Repeat everything in the material exactly.
----- EXTRACTED ENTRIES -----
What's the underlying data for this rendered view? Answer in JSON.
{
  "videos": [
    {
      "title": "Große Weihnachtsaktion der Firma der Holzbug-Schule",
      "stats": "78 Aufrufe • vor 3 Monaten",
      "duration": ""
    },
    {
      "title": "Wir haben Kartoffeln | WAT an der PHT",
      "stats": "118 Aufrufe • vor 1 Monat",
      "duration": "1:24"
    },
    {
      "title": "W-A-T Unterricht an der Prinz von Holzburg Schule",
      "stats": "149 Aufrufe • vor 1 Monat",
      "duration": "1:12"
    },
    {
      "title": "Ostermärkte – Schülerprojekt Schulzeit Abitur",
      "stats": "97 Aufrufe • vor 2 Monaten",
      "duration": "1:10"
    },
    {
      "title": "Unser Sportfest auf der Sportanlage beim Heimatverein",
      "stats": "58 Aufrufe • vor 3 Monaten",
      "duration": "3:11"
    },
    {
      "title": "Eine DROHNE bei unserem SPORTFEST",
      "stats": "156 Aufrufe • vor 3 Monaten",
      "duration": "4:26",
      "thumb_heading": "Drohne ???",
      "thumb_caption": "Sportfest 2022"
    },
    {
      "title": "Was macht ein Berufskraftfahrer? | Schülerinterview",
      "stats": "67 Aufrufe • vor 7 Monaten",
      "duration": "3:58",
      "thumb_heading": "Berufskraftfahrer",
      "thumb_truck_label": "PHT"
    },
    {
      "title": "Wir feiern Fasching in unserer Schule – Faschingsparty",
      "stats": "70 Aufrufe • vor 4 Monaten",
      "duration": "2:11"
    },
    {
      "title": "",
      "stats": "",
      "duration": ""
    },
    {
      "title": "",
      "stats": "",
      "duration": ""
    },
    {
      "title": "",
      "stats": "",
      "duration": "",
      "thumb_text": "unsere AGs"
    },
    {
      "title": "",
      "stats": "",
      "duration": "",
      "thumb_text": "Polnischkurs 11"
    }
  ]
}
-----
◆ **TASK RESULT**:
What's the underlying data for this rendered view? Answer in JSON.
{
  "videos": [
    {
      "title": "Große Weihnachtsaktion der Firma der Holzbug-Schule",
      "stats": "78 Aufrufe • vor 3 Monaten",
      "duration": ""
    },
    {
      "title": "Wir haben Kartoffeln | WAT an der PHT",
      "stats": "118 Aufrufe • vor 1 Monat",
      "duration": "1:24"
    },
    {
      "title": "W-A-T Unterricht an der Prinz von Holzburg Schule",
      "stats": "149 Aufrufe • vor 1 Monat",
      "duration": "1:12"
    },
    {
      "title": "Ostermärkte – Schülerprojekt Schulzeit Abitur",
      "stats": "97 Aufrufe • vor 2 Monaten",
      "duration": "1:10"
    },
    {
      "title": "Unser Sportfest auf der Sportanlage beim Heimatverein",
      "stats": "58 Aufrufe • vor 3 Monaten",
      "duration": "3:11"
    },
    {
      "title": "Eine DROHNE bei unserem SPORTFEST",
      "stats": "156 Aufrufe • vor 3 Monaten",
      "duration": "4:26",
      "thumb_heading": "Drohne ???",
      "thumb_caption": "Sportfest 2022"
    },
    {
      "title": "Was macht ein Berufskraftfahrer? | Schülerinterview",
      "stats": "67 Aufrufe • vor 7 Monaten",
      "duration": "3:58",
      "thumb_heading": "Berufskraftfahrer",
      "thumb_truck_label": "PHT"
    },
    {
      "title": "Wir feiern Fasching in unserer Schule – Faschingsparty",
      "stats": "70 Aufrufe • vor 4 Monaten",
      "duration": "2:11"
    },
    {
      "title": "",
      "stats": "",
      "duration": ""
    },
    {
      "title": "",
      "stats": "",
      "duration": ""
    },
    {
      "title": "",
      "stats": "",
      "duration": "",
      "thumb_text": "unsere AGs"
    },
    {
      "title": "",
      "stats": "",
      "duration": "",
      "thumb_text": "Polnischkurs 11"
    }
  ]
}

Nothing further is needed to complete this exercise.